Go through the entries below and copy each line containing the word "close".

====================

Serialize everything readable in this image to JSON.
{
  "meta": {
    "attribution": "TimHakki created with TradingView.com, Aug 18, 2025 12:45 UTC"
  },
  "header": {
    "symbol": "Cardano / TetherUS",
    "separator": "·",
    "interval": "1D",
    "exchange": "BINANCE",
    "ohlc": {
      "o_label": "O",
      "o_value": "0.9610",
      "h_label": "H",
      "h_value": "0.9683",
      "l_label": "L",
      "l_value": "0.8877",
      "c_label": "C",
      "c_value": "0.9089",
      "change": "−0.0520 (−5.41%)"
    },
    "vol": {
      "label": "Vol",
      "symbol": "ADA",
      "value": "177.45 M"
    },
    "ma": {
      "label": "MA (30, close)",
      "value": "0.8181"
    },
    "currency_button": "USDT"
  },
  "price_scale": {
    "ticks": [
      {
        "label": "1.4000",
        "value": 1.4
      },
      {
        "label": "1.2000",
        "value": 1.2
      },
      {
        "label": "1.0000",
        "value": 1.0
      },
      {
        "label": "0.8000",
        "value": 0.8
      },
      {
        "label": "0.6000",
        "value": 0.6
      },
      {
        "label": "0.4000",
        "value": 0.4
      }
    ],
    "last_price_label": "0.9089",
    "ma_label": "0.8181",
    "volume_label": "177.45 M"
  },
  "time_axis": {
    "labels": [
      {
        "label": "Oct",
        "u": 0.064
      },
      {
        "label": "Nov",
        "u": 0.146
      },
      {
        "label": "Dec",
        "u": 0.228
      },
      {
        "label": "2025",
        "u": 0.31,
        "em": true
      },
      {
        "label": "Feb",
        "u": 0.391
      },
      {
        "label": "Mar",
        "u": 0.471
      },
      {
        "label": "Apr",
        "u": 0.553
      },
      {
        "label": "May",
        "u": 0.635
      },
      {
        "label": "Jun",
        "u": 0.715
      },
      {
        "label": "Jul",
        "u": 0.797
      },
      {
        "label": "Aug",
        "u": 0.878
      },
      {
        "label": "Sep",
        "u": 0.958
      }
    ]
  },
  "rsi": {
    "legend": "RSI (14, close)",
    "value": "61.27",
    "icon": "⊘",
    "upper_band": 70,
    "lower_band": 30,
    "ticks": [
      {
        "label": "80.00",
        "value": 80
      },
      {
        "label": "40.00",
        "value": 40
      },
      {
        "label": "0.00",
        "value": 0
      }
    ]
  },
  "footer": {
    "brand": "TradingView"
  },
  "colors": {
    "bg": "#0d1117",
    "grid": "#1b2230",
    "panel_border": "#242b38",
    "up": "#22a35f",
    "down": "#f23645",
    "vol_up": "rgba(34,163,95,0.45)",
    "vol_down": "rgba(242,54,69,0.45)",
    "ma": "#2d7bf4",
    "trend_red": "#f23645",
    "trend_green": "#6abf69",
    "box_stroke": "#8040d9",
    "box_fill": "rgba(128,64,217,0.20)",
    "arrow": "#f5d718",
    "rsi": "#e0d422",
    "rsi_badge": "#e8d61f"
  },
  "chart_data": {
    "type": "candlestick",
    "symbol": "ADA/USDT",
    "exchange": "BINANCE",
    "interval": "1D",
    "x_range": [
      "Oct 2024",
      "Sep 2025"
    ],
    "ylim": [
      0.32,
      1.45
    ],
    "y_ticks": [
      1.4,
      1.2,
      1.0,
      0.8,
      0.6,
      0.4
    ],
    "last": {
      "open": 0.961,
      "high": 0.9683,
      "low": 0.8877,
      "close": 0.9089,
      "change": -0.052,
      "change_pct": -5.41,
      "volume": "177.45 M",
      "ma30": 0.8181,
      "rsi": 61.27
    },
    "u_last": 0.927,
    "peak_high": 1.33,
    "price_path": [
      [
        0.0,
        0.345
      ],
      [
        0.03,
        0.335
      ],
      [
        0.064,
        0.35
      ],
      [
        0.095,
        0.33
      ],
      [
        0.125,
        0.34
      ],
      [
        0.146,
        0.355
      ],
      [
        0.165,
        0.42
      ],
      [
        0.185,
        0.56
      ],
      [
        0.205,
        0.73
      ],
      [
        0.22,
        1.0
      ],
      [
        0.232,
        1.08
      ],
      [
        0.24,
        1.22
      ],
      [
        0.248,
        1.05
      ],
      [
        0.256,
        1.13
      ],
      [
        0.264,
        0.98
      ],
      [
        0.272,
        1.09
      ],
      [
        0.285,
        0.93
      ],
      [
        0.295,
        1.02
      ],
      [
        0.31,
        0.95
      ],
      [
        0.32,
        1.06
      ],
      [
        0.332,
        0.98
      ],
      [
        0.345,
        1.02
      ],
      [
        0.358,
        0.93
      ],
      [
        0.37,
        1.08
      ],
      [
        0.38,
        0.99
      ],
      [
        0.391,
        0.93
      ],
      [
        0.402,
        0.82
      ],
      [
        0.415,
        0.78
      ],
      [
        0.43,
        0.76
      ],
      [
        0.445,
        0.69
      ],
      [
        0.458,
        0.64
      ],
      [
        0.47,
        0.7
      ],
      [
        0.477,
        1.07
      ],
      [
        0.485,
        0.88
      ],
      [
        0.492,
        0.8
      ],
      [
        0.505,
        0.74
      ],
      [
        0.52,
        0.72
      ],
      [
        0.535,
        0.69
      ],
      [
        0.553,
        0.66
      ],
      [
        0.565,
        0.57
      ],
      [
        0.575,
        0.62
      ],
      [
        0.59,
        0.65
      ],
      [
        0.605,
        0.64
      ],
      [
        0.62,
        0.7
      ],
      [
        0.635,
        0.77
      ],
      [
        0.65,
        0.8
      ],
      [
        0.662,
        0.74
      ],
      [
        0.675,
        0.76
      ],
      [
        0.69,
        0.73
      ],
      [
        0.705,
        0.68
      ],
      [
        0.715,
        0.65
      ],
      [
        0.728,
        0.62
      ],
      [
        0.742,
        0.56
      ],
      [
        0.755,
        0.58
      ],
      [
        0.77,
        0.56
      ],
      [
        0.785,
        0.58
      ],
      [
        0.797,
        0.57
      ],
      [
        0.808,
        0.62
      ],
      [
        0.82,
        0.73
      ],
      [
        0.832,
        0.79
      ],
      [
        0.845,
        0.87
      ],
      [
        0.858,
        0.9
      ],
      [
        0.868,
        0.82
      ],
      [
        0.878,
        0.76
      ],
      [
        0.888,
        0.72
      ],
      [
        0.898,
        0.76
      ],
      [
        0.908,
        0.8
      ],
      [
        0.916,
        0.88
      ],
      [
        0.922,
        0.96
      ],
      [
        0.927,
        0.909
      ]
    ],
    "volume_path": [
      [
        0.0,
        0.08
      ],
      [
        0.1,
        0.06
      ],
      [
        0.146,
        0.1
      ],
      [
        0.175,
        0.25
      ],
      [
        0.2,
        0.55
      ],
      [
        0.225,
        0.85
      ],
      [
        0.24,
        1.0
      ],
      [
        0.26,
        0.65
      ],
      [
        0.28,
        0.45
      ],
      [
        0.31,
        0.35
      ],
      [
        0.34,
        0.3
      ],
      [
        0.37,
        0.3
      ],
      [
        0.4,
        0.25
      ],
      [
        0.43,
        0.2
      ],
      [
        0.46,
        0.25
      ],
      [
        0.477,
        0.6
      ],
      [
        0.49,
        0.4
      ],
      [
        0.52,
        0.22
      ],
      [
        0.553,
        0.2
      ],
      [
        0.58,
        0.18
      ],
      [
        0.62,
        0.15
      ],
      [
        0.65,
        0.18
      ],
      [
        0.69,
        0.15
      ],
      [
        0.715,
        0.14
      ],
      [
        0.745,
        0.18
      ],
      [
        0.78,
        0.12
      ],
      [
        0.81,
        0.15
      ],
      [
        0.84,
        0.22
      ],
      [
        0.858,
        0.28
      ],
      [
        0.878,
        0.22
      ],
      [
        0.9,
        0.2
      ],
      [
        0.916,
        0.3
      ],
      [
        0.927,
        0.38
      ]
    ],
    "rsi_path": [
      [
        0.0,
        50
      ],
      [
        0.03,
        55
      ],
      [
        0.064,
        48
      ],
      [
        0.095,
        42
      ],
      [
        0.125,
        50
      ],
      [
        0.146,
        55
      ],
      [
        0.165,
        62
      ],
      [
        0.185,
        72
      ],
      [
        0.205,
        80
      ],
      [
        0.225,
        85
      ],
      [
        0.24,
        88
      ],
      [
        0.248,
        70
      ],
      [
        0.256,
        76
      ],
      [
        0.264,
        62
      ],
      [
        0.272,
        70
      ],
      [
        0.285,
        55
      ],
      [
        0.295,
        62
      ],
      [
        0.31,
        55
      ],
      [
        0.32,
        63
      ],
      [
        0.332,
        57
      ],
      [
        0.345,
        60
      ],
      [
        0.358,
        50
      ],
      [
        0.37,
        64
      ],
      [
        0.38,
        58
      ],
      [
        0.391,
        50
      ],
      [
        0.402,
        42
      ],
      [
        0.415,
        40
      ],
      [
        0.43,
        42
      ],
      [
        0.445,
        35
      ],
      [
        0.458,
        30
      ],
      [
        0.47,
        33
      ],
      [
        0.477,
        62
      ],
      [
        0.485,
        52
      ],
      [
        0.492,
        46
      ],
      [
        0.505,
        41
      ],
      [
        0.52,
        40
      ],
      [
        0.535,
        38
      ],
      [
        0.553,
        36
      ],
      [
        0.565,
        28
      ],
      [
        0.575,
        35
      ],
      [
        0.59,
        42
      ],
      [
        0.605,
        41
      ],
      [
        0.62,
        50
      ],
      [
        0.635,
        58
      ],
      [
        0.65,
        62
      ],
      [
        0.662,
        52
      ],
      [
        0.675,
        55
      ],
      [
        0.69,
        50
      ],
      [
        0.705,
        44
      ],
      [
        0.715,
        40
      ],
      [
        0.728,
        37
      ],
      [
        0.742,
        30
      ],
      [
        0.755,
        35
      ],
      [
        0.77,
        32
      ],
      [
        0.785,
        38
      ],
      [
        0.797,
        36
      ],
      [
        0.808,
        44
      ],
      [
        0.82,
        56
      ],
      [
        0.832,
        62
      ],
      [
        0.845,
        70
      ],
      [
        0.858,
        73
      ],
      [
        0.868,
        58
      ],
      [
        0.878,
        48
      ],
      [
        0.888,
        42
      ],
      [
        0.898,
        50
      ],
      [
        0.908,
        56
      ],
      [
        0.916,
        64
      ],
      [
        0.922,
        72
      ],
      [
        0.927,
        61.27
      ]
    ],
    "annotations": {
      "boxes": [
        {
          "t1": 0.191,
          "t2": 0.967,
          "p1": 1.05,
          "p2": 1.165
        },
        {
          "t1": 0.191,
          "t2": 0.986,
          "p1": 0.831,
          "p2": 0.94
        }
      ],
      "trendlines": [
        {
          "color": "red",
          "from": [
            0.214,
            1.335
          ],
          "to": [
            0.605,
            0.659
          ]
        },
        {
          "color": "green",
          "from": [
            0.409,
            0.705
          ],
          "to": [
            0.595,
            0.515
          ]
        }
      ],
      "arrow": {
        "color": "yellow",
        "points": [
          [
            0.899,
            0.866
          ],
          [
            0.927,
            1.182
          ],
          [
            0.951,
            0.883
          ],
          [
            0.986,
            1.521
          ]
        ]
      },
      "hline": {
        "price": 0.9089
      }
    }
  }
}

====================

**RESPONSE TO THIS TASK:**
      "label": "MA (30, close)",
    "legend": "RSI (14, close)",
      "close": 0.9089,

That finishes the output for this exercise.